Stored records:
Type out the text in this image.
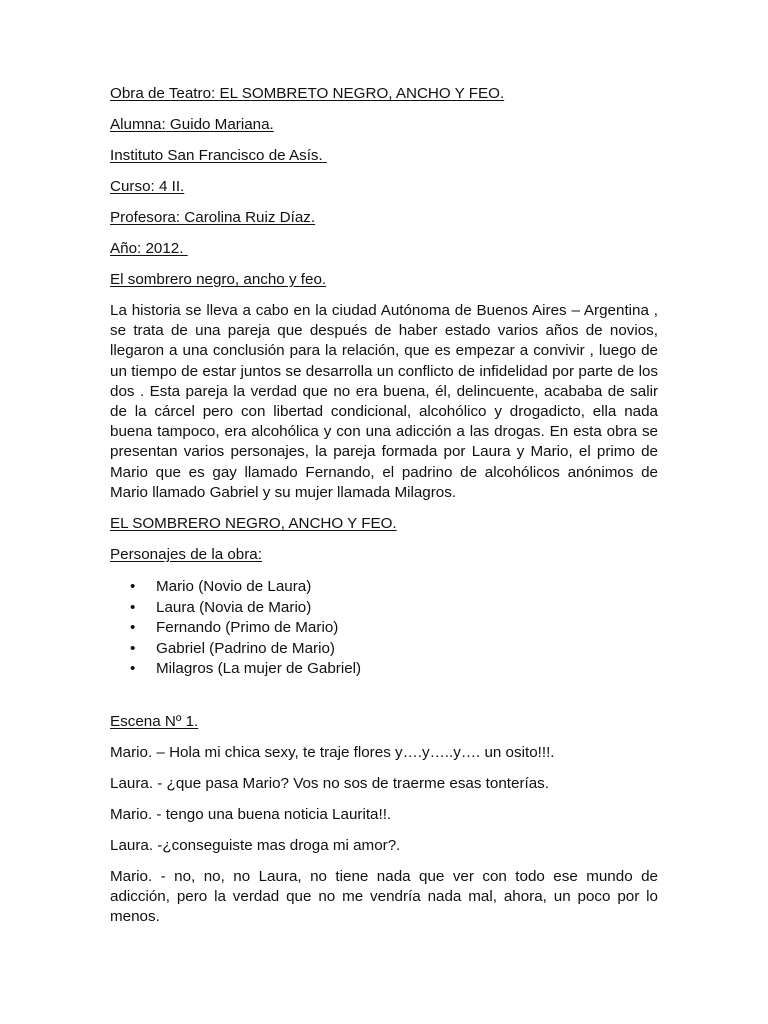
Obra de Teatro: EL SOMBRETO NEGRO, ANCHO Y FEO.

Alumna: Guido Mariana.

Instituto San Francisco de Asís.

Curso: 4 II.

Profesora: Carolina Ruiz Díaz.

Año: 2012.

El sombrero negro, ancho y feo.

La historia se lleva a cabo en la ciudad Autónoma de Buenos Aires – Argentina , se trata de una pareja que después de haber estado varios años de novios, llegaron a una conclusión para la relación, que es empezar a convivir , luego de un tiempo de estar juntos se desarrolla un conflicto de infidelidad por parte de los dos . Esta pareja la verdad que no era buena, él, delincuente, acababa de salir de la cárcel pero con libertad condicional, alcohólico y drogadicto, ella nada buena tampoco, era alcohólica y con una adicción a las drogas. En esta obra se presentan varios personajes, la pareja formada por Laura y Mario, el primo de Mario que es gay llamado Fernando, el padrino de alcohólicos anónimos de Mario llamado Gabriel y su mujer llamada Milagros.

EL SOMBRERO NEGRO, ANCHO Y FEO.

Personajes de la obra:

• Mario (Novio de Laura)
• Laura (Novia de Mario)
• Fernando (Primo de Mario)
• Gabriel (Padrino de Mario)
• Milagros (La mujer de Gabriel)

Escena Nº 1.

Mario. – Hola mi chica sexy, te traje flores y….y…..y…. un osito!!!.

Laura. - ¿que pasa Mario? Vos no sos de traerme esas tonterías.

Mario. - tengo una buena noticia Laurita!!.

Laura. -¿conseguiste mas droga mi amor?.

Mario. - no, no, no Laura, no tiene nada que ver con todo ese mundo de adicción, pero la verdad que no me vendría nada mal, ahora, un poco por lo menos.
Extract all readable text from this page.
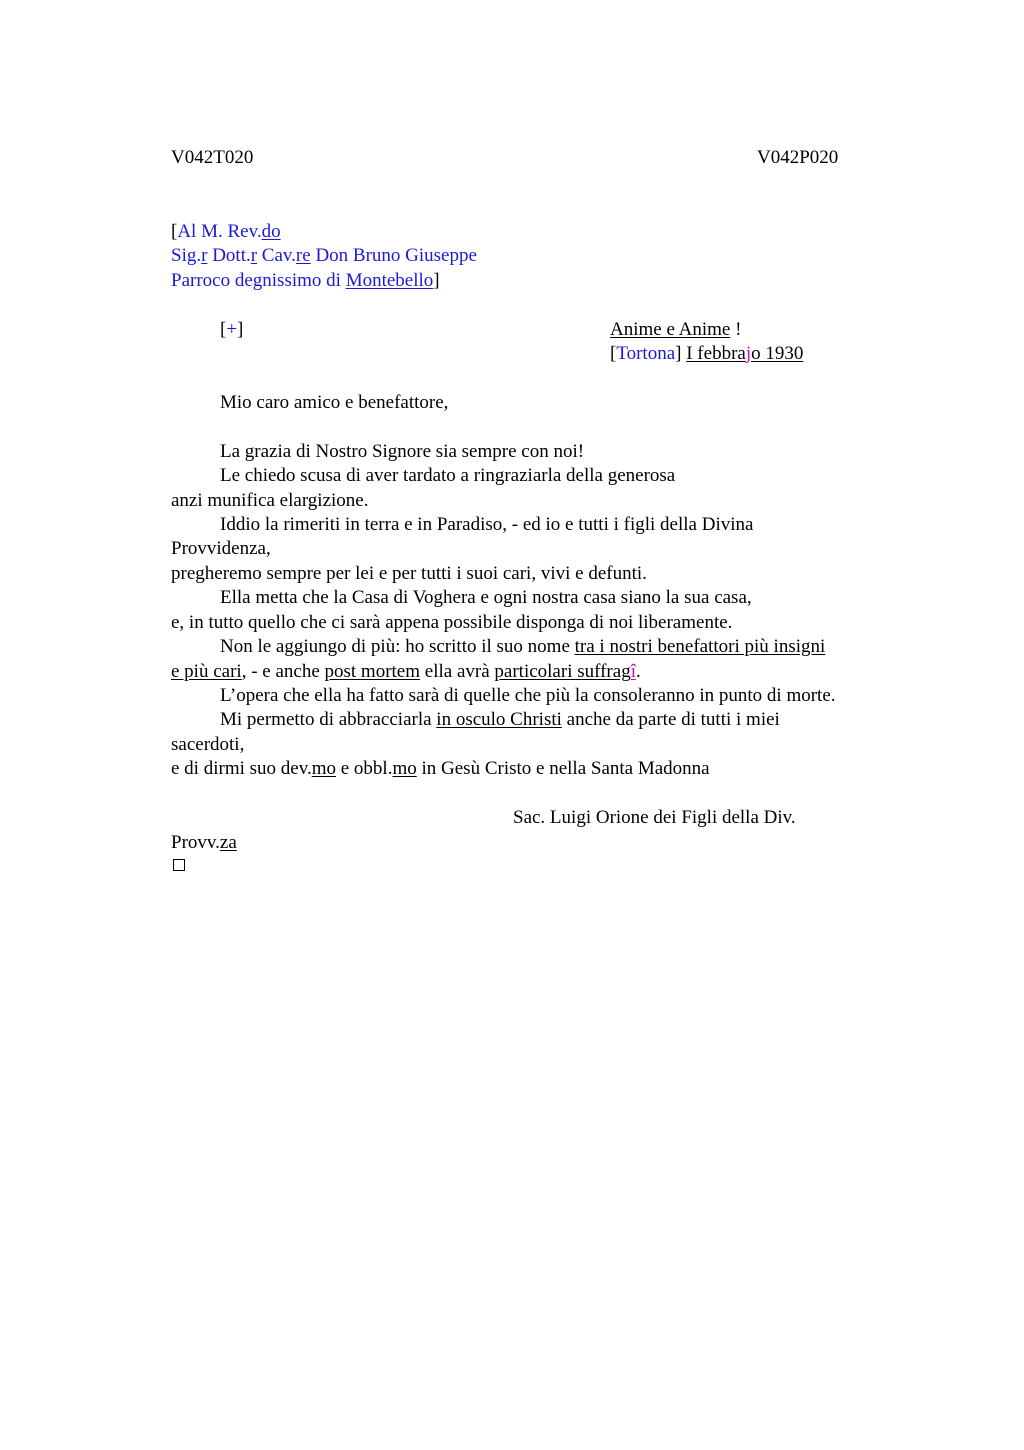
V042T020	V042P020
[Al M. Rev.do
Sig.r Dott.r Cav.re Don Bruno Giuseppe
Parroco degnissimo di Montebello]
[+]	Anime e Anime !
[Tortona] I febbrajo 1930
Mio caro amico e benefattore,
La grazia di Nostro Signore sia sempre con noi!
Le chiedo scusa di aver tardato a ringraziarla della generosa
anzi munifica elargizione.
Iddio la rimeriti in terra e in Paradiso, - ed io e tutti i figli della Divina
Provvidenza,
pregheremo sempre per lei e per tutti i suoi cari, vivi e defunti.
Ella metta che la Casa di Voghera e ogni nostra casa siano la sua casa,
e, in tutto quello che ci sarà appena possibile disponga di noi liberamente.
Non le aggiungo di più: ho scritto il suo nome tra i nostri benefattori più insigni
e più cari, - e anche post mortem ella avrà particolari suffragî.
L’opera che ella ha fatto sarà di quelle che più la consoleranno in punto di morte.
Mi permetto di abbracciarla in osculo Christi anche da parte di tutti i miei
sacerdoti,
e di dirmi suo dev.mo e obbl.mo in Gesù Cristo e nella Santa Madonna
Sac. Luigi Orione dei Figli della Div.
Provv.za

TASK STATEMENT: For the listing above, give the number of lines in which the string "Fernando" occurs, and nothing else.

ANSWER TO THIS PROBLEM: 2